Reply with one number only, the count of lines holding the string "title".

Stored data
## begin

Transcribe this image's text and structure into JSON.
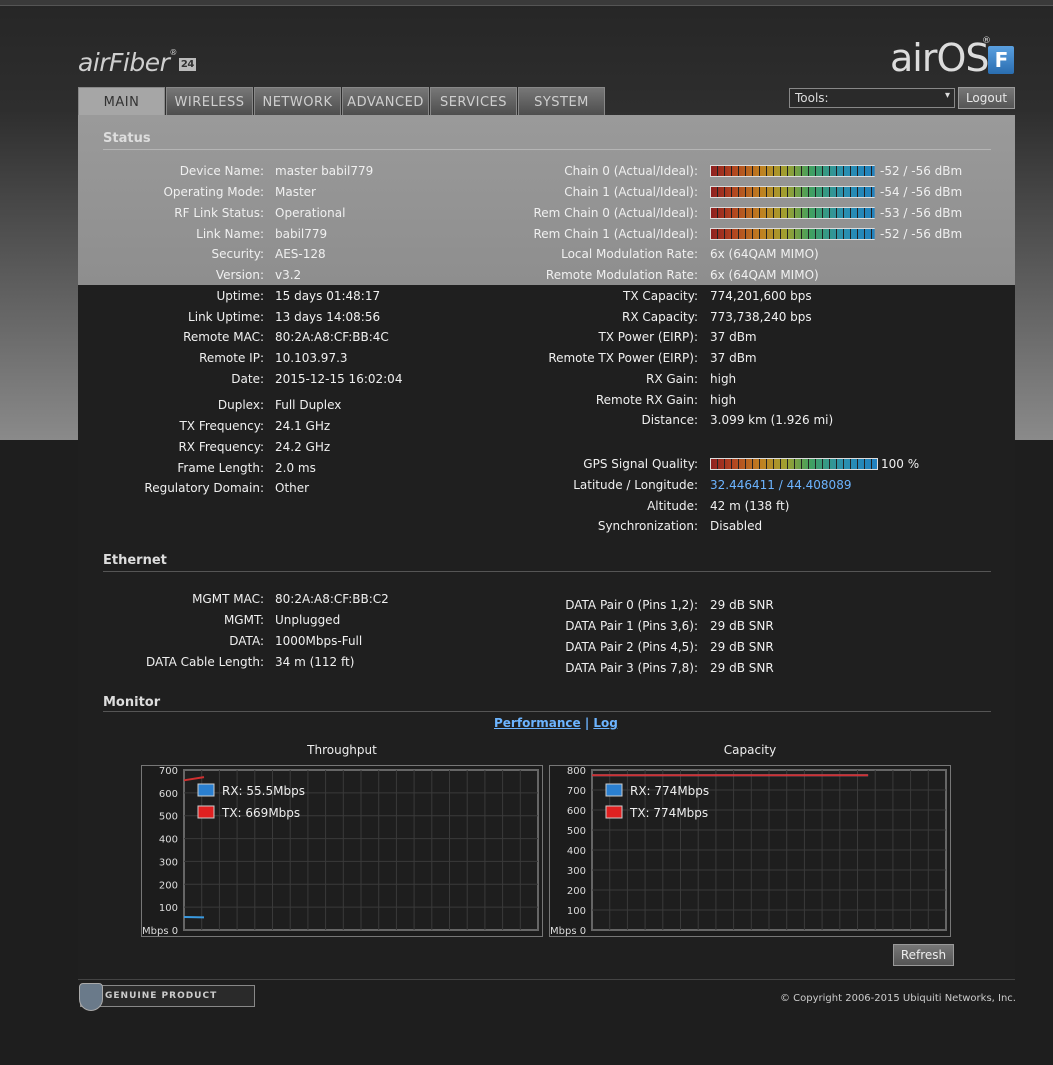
{
  "brand": {
    "left_logo": "airFiber",
    "left_badge": "24",
    "right_logo": "airOS",
    "right_badge": "F"
  },
  "tabs": [
    {
      "label": "MAIN",
      "active": true
    },
    {
      "label": "WIRELESS"
    },
    {
      "label": "NETWORK"
    },
    {
      "label": "ADVANCED"
    },
    {
      "label": "SERVICES"
    },
    {
      "label": "SYSTEM"
    }
  ],
  "toolbar": {
    "tools_label": "Tools:",
    "logout_label": "Logout"
  },
  "status": {
    "title": "Status",
    "left": [
      {
        "label": "Device Name:",
        "value": "master babil779"
      },
      {
        "label": "Operating Mode:",
        "value": "Master"
      },
      {
        "label": "RF Link Status:",
        "value": "Operational"
      },
      {
        "label": "Link Name:",
        "value": "babil779"
      },
      {
        "label": "Security:",
        "value": "AES-128"
      },
      {
        "label": "Version:",
        "value": "v3.2"
      },
      {
        "label": "Uptime:",
        "value": "15 days 01:48:17"
      },
      {
        "label": "Link Uptime:",
        "value": "13 days 14:08:56"
      },
      {
        "label": "Remote MAC:",
        "value": "80:2A:A8:CF:BB:4C"
      },
      {
        "label": "Remote IP:",
        "value": "10.103.97.3"
      },
      {
        "label": "Date:",
        "value": "2015-12-15 16:02:04"
      }
    ],
    "left2": [
      {
        "label": "Duplex:",
        "value": "Full Duplex"
      },
      {
        "label": "TX Frequency:",
        "value": "24.1 GHz"
      },
      {
        "label": "RX Frequency:",
        "value": "24.2 GHz"
      },
      {
        "label": "Frame Length:",
        "value": "2.0 ms"
      },
      {
        "label": "Regulatory Domain:",
        "value": "Other"
      }
    ],
    "right_meters": [
      {
        "label": "Chain 0 (Actual/Ideal):",
        "value": "-52 / -56 dBm",
        "level": 0.98
      },
      {
        "label": "Chain 1 (Actual/Ideal):",
        "value": "-54 / -56 dBm",
        "level": 0.98
      },
      {
        "label": "Rem Chain 0 (Actual/Ideal):",
        "value": "-53 / -56 dBm",
        "level": 0.98
      },
      {
        "label": "Rem Chain 1 (Actual/Ideal):",
        "value": "-52 / -56 dBm",
        "level": 0.98
      }
    ],
    "right": [
      {
        "label": "Local Modulation Rate:",
        "value": "6x (64QAM MIMO)"
      },
      {
        "label": "Remote Modulation Rate:",
        "value": "6x (64QAM MIMO)"
      },
      {
        "label": "TX Capacity:",
        "value": "774,201,600 bps"
      },
      {
        "label": "RX Capacity:",
        "value": "773,738,240 bps"
      },
      {
        "label": "TX Power (EIRP):",
        "value": "37 dBm"
      },
      {
        "label": "Remote TX Power (EIRP):",
        "value": "37 dBm"
      },
      {
        "label": "RX Gain:",
        "value": "high"
      },
      {
        "label": "Remote RX Gain:",
        "value": "high"
      },
      {
        "label": "Distance:",
        "value": "3.099 km (1.926 mi)"
      }
    ],
    "gps": {
      "label": "GPS Signal Quality:",
      "value": "100 %",
      "level": 1.0
    },
    "right2": [
      {
        "label": "Latitude / Longitude:",
        "value": "32.446411 / 44.408089",
        "link": true
      },
      {
        "label": "Altitude:",
        "value": "42 m (138 ft)"
      },
      {
        "label": "Synchronization:",
        "value": "Disabled"
      }
    ]
  },
  "ethernet": {
    "title": "Ethernet",
    "left": [
      {
        "label": "MGMT MAC:",
        "value": "80:2A:A8:CF:BB:C2"
      },
      {
        "label": "MGMT:",
        "value": "Unplugged"
      },
      {
        "label": "DATA:",
        "value": "1000Mbps-Full"
      },
      {
        "label": "DATA Cable Length:",
        "value": "34 m (112 ft)"
      }
    ],
    "right": [
      {
        "label": "DATA Pair 0 (Pins 1,2):",
        "value": "29 dB SNR"
      },
      {
        "label": "DATA Pair 1 (Pins 3,6):",
        "value": "29 dB SNR"
      },
      {
        "label": "DATA Pair 2 (Pins 4,5):",
        "value": "29 dB SNR"
      },
      {
        "label": "DATA Pair 3 (Pins 7,8):",
        "value": "29 dB SNR"
      }
    ]
  },
  "monitor": {
    "title": "Monitor",
    "link_performance": "Performance",
    "link_sep": " | ",
    "link_log": "Log",
    "refresh_label": "Refresh"
  },
  "chart_data": [
    {
      "type": "line",
      "title": "Throughput",
      "y_ticks": [
        0,
        100,
        200,
        300,
        400,
        500,
        600,
        700
      ],
      "ylim": [
        0,
        700
      ],
      "unit_label": "Mbps 0",
      "series": [
        {
          "name": "RX: 55.5Mbps",
          "color": "#2a7fd0",
          "values": [
            57,
            55
          ]
        },
        {
          "name": "TX: 669Mbps",
          "color": "#e02020",
          "values": [
            655,
            669
          ]
        }
      ]
    },
    {
      "type": "line",
      "title": "Capacity",
      "y_ticks": [
        0,
        100,
        200,
        300,
        400,
        500,
        600,
        700,
        800
      ],
      "ylim": [
        0,
        800
      ],
      "unit_label": "Mbps 0",
      "series": [
        {
          "name": "RX: 774Mbps",
          "color": "#2a7fd0",
          "values": [
            774,
            774
          ]
        },
        {
          "name": "TX: 774Mbps",
          "color": "#e02020",
          "values": [
            774,
            774
          ]
        }
      ]
    }
  ],
  "footer": {
    "genuine": "GENUINE PRODUCT",
    "copyright": "© Copyright 2006-2015 Ubiquiti Networks, Inc."
  }
}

## end

RESULT
5